Write out the listing below without alteration, omitting its pictures.

#### PROVIDED RECORDS ####

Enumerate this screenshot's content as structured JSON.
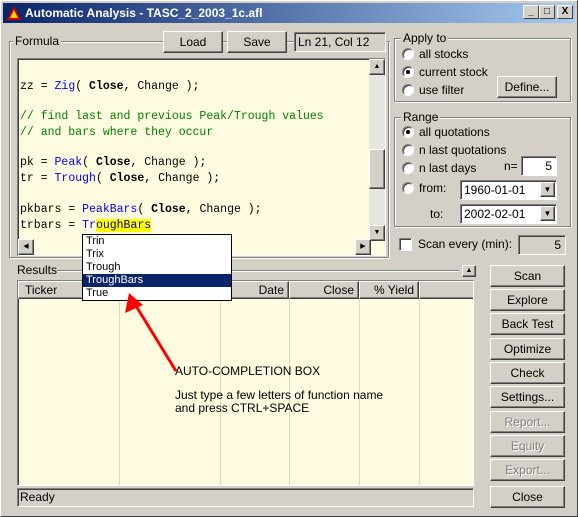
{
  "window": {
    "title": "Automatic Analysis - TASC_2_2003_1c.afl",
    "minimize": "_",
    "maximize": "□",
    "close": "X"
  },
  "formula": {
    "label": "Formula",
    "load_label": "Load",
    "save_label": "Save",
    "position": "Ln 21, Col 12"
  },
  "code": {
    "line1_pre": "zz = ",
    "line1_fn": "Zig",
    "line1_mid": "( ",
    "line1_arg1": "Close",
    "line1_post": ", Change );",
    "comment1": "// find last and previous Peak/Trough values",
    "comment2": "// and bars where they occur",
    "line4_pre": "pk = ",
    "line4_fn": "Peak",
    "line4_mid": "( ",
    "line4_arg1": "Close",
    "line4_post": ", Change );",
    "line5_pre": "tr = ",
    "line5_fn": "Trough",
    "line5_mid": "( ",
    "line5_arg1": "Close",
    "line5_post": ", Change );",
    "line6_pre": "pkbars = ",
    "line6_fn": "PeakBars",
    "line6_mid": "( ",
    "line6_arg1": "Close",
    "line6_post": ", Change );",
    "line7_pre": "trbars = ",
    "line7_typed": "Tr",
    "line7_sel": "oughBars"
  },
  "autocomplete": {
    "items": [
      "Trin",
      "Trix",
      "Trough",
      "TroughBars",
      "True"
    ],
    "selected_index": 3
  },
  "apply_to": {
    "title": "Apply to",
    "all_stocks": "all stocks",
    "current_stock": "current stock",
    "use_filter": "use filter",
    "define_label": "Define...",
    "selected": "current_stock"
  },
  "range": {
    "title": "Range",
    "all_quotations": "all quotations",
    "n_last_quotations": "n last quotations",
    "n_last_days": "n last days",
    "n_label": "n=",
    "n_value": "5",
    "from_label": "from:",
    "from_value": "1960-01-01",
    "to_label": "to:",
    "to_value": "2002-02-01",
    "selected": "all_quotations"
  },
  "scan_every": {
    "label": "Scan every (min):",
    "value": "5",
    "checked": false
  },
  "results": {
    "label": "Results",
    "columns": [
      "Ticker",
      "Date",
      "Close",
      "% Yield"
    ]
  },
  "actions": {
    "scan": "Scan",
    "explore": "Explore",
    "back_test": "Back Test",
    "optimize": "Optimize",
    "check": "Check",
    "settings": "Settings...",
    "report": "Report...",
    "equity": "Equity",
    "export": "Export...",
    "close": "Close"
  },
  "status": {
    "text": "Ready"
  },
  "annotation": {
    "heading": "AUTO-COMPLETION BOX",
    "line1": "Just type a few letters of function name",
    "line2": "and press CTRL+SPACE",
    "arrow_color": "#ff0000"
  },
  "colors": {
    "titlebar_start": "#0a246a",
    "titlebar_end": "#a6caf0",
    "editor_bg": "#fffbe0",
    "keyword": "#0000ff",
    "comment": "#008000",
    "face": "#d4d0c8"
  }
}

####

- OUTPUT OF THE TASK
Enumerate this screenshot's content as structured JSON.
{
  "window": {
    "title": "Automatic Analysis - TASC_2_2003_1c.afl",
    "minimize": "_",
    "maximize": "□",
    "close": "X"
  },
  "formula": {
    "label": "Formula",
    "load_label": "Load",
    "save_label": "Save",
    "position": "Ln 21, Col 12"
  },
  "code": {
    "line1_pre": "zz = ",
    "line1_fn": "Zig",
    "line1_mid": "( ",
    "line1_arg1": "Close",
    "line1_post": ", Change );",
    "comment1": "// find last and previous Peak/Trough values",
    "comment2": "// and bars where they occur",
    "line4_pre": "pk = ",
    "line4_fn": "Peak",
    "line4_mid": "( ",
    "line4_arg1": "Close",
    "line4_post": ", Change );",
    "line5_pre": "tr = ",
    "line5_fn": "Trough",
    "line5_mid": "( ",
    "line5_arg1": "Close",
    "line5_post": ", Change );",
    "line6_pre": "pkbars = ",
    "line6_fn": "PeakBars",
    "line6_mid": "( ",
    "line6_arg1": "Close",
    "line6_post": ", Change );",
    "line7_pre": "trbars = ",
    "line7_typed": "Tr",
    "line7_sel": "oughBars"
  },
  "autocomplete": {
    "items": [
      "Trin",
      "Trix",
      "Trough",
      "TroughBars",
      "True"
    ],
    "selected_index": 3
  },
  "apply_to": {
    "title": "Apply to",
    "all_stocks": "all stocks",
    "current_stock": "current stock",
    "use_filter": "use filter",
    "define_label": "Define...",
    "selected": "current_stock"
  },
  "range": {
    "title": "Range",
    "all_quotations": "all quotations",
    "n_last_quotations": "n last quotations",
    "n_last_days": "n last days",
    "n_label": "n=",
    "n_value": "5",
    "from_label": "from:",
    "from_value": "1960-01-01",
    "to_label": "to:",
    "to_value": "2002-02-01",
    "selected": "all_quotations"
  },
  "scan_every": {
    "label": "Scan every (min):",
    "value": "5",
    "checked": false
  },
  "results": {
    "label": "Results",
    "columns": [
      "Ticker",
      "Date",
      "Close",
      "% Yield"
    ]
  },
  "actions": {
    "scan": "Scan",
    "explore": "Explore",
    "back_test": "Back Test",
    "optimize": "Optimize",
    "check": "Check",
    "settings": "Settings...",
    "report": "Report...",
    "equity": "Equity",
    "export": "Export...",
    "close": "Close"
  },
  "status": {
    "text": "Ready"
  },
  "annotation": {
    "heading": "AUTO-COMPLETION BOX",
    "line1": "Just type a few letters of function name",
    "line2": "and press CTRL+SPACE",
    "arrow_color": "#ff0000"
  },
  "colors": {
    "titlebar_start": "#0a246a",
    "titlebar_end": "#a6caf0",
    "editor_bg": "#fffbe0",
    "keyword": "#0000ff",
    "comment": "#008000",
    "face": "#d4d0c8"
  }
}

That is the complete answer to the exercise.